--- Start ---

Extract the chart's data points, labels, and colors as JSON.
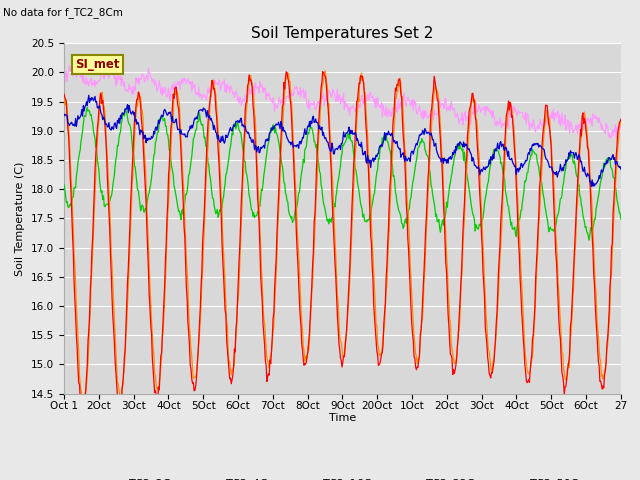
{
  "title": "Soil Temperatures Set 2",
  "subtitle": "No data for f_TC2_8Cm",
  "ylabel": "Soil Temperature (C)",
  "xlabel": "Time",
  "annotation": "SI_met",
  "ylim": [
    14.5,
    20.5
  ],
  "yticks": [
    14.5,
    15.0,
    15.5,
    16.0,
    16.5,
    17.0,
    17.5,
    18.0,
    18.5,
    19.0,
    19.5,
    20.0,
    20.5
  ],
  "x_tick_labels": [
    "Oct 1",
    "2Oct",
    "3Oct",
    "4Oct",
    "5Oct",
    "6Oct",
    "7Oct",
    "8Oct",
    "9Oct",
    "20Oct",
    "1Oct",
    "2Oct",
    "3Oct",
    "4Oct",
    "5Oct",
    "6Oct",
    "27"
  ],
  "series_colors": {
    "TC2_2Cm": "#ff0000",
    "TC2_4Cm": "#ff8c00",
    "TC2_16Cm": "#00cc00",
    "TC2_32Cm": "#0000cc",
    "TC2_50Cm": "#ff99ff"
  },
  "bg_color": "#e8e8e8",
  "plot_bg_color": "#d8d8d8",
  "grid_color": "#ffffff",
  "title_fontsize": 11,
  "label_fontsize": 8,
  "tick_fontsize": 7.5
}
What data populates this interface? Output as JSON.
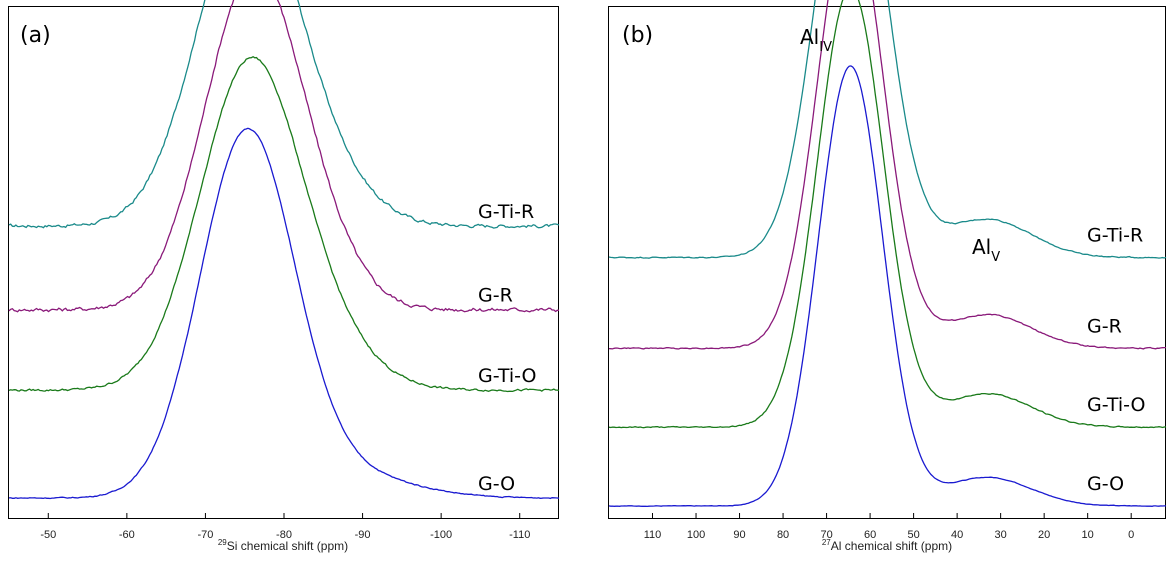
{
  "chart_data": [
    {
      "type": "line",
      "panel_label": "(a)",
      "xlabel_sup": "29",
      "xlabel": "Si chemical shift (ppm)",
      "xlim": [
        -45,
        -115
      ],
      "xticks": [
        -50,
        -60,
        -70,
        -80,
        -90,
        -100,
        -110
      ],
      "y_axis_visible": false,
      "series": [
        {
          "name": "G-Ti-R",
          "color": "#1a8a8a",
          "baseline": 0.585,
          "center": -75.3,
          "height": 0.69,
          "width": 6.4,
          "shoulder": {
            "center": -85,
            "height": 0.08,
            "width": 6
          },
          "noise": 0.006
        },
        {
          "name": "G-R",
          "color": "#8a1a7a",
          "baseline": 0.405,
          "center": -76.2,
          "height": 0.727,
          "width": 6.2,
          "shoulder": {
            "center": -86,
            "height": 0.05,
            "width": 5
          },
          "noise": 0.007
        },
        {
          "name": "G-Ti-O",
          "color": "#1a7a1a",
          "baseline": 0.232,
          "center": -75.7,
          "height": 0.699,
          "width": 6.4,
          "shoulder": {
            "center": -86,
            "height": 0.07,
            "width": 6
          },
          "noise": 0.004
        },
        {
          "name": "G-O",
          "color": "#1a1ad0",
          "baseline": 0.0,
          "center": -75.3,
          "height": 0.78,
          "width": 6.0,
          "shoulder": {
            "center": -88,
            "height": 0.05,
            "width": 8
          },
          "noise": 0.002
        }
      ]
    },
    {
      "type": "line",
      "panel_label": "(b)",
      "xlabel_sup": "27",
      "xlabel": "Al chemical shift (ppm)",
      "xlim": [
        120,
        -8
      ],
      "xticks": [
        110,
        100,
        90,
        80,
        70,
        60,
        50,
        40,
        30,
        20,
        10,
        0
      ],
      "y_axis_visible": false,
      "annotations": [
        {
          "text": "Al",
          "sub": "IV",
          "x": 65
        },
        {
          "text": "Al",
          "sub": "V",
          "x": 37
        }
      ],
      "series": [
        {
          "name": "G-Ti-R",
          "color": "#1a8a8a",
          "baseline": 0.52,
          "center": 64.3,
          "height": 0.93,
          "width": 8.0,
          "shoulder": {
            "center": 33,
            "height": 0.08,
            "width": 10
          },
          "noise": 0.002
        },
        {
          "name": "G-R",
          "color": "#8a1a7a",
          "baseline": 0.33,
          "center": 64.5,
          "height": 0.92,
          "width": 7.6,
          "shoulder": {
            "center": 33,
            "height": 0.07,
            "width": 10
          },
          "noise": 0.002
        },
        {
          "name": "G-Ti-O",
          "color": "#1a7a1a",
          "baseline": 0.165,
          "center": 64.5,
          "height": 0.92,
          "width": 7.6,
          "shoulder": {
            "center": 33,
            "height": 0.07,
            "width": 10
          },
          "noise": 0.002
        },
        {
          "name": "G-O",
          "color": "#1a1ad0",
          "baseline": 0.0,
          "center": 64.5,
          "height": 0.92,
          "width": 7.4,
          "shoulder": {
            "center": 33,
            "height": 0.06,
            "width": 10
          },
          "noise": 0.001
        }
      ]
    }
  ]
}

--- End ---

▶ **Instruction**:
Print each entry shown above with exact wording and no pictures.

▶ **Solved problem**:
Extract the chart's data points, labels, and colors as JSON.
{
  "title": "Soil Temperatures Set 2",
  "subtitle": "No data for f_TC2_8Cm",
  "ylabel": "Soil Temperature (C)",
  "xlabel": "Time",
  "annotation": "SI_met",
  "ylim": [
    14.5,
    20.5
  ],
  "yticks": [
    14.5,
    15.0,
    15.5,
    16.0,
    16.5,
    17.0,
    17.5,
    18.0,
    18.5,
    19.0,
    19.5,
    20.0,
    20.5
  ],
  "x_tick_labels": [
    "Oct 1",
    "2Oct",
    "3Oct",
    "4Oct",
    "5Oct",
    "6Oct",
    "7Oct",
    "8Oct",
    "9Oct",
    "20Oct",
    "1Oct",
    "2Oct",
    "3Oct",
    "4Oct",
    "5Oct",
    "6Oct",
    "27"
  ],
  "series_colors": {
    "TC2_2Cm": "#ff0000",
    "TC2_4Cm": "#ff8c00",
    "TC2_16Cm": "#00cc00",
    "TC2_32Cm": "#0000cc",
    "TC2_50Cm": "#ff99ff"
  },
  "bg_color": "#e8e8e8",
  "plot_bg_color": "#d8d8d8",
  "grid_color": "#ffffff",
  "title_fontsize": 11,
  "label_fontsize": 8,
  "tick_fontsize": 7.5
}
What data populates this interface? Output as JSON.
{
  "chart_data": [
    {
      "type": "line",
      "panel_label": "(a)",
      "xlabel_sup": "29",
      "xlabel": "Si chemical shift (ppm)",
      "xlim": [
        -45,
        -115
      ],
      "xticks": [
        -50,
        -60,
        -70,
        -80,
        -90,
        -100,
        -110
      ],
      "y_axis_visible": false,
      "series": [
        {
          "name": "G-Ti-R",
          "color": "#1a8a8a",
          "baseline": 0.585,
          "center": -75.3,
          "height": 0.69,
          "width": 6.4,
          "shoulder": {
            "center": -85,
            "height": 0.08,
            "width": 6
          },
          "noise": 0.006
        },
        {
          "name": "G-R",
          "color": "#8a1a7a",
          "baseline": 0.405,
          "center": -76.2,
          "height": 0.727,
          "width": 6.2,
          "shoulder": {
            "center": -86,
            "height": 0.05,
            "width": 5
          },
          "noise": 0.007
        },
        {
          "name": "G-Ti-O",
          "color": "#1a7a1a",
          "baseline": 0.232,
          "center": -75.7,
          "height": 0.699,
          "width": 6.4,
          "shoulder": {
            "center": -86,
            "height": 0.07,
            "width": 6
          },
          "noise": 0.004
        },
        {
          "name": "G-O",
          "color": "#1a1ad0",
          "baseline": 0.0,
          "center": -75.3,
          "height": 0.78,
          "width": 6.0,
          "shoulder": {
            "center": -88,
            "height": 0.05,
            "width": 8
          },
          "noise": 0.002
        }
      ]
    },
    {
      "type": "line",
      "panel_label": "(b)",
      "xlabel_sup": "27",
      "xlabel": "Al chemical shift (ppm)",
      "xlim": [
        120,
        -8
      ],
      "xticks": [
        110,
        100,
        90,
        80,
        70,
        60,
        50,
        40,
        30,
        20,
        10,
        0
      ],
      "y_axis_visible": false,
      "annotations": [
        {
          "text": "Al",
          "sub": "IV",
          "x": 65
        },
        {
          "text": "Al",
          "sub": "V",
          "x": 37
        }
      ],
      "series": [
        {
          "name": "G-Ti-R",
          "color": "#1a8a8a",
          "baseline": 0.52,
          "center": 64.3,
          "height": 0.93,
          "width": 8.0,
          "shoulder": {
            "center": 33,
            "height": 0.08,
            "width": 10
          },
          "noise": 0.002
        },
        {
          "name": "G-R",
          "color": "#8a1a7a",
          "baseline": 0.33,
          "center": 64.5,
          "height": 0.92,
          "width": 7.6,
          "shoulder": {
            "center": 33,
            "height": 0.07,
            "width": 10
          },
          "noise": 0.002
        },
        {
          "name": "G-Ti-O",
          "color": "#1a7a1a",
          "baseline": 0.165,
          "center": 64.5,
          "height": 0.92,
          "width": 7.6,
          "shoulder": {
            "center": 33,
            "height": 0.07,
            "width": 10
          },
          "noise": 0.002
        },
        {
          "name": "G-O",
          "color": "#1a1ad0",
          "baseline": 0.0,
          "center": 64.5,
          "height": 0.92,
          "width": 7.4,
          "shoulder": {
            "center": 33,
            "height": 0.06,
            "width": 10
          },
          "noise": 0.001
        }
      ]
    }
  ]
}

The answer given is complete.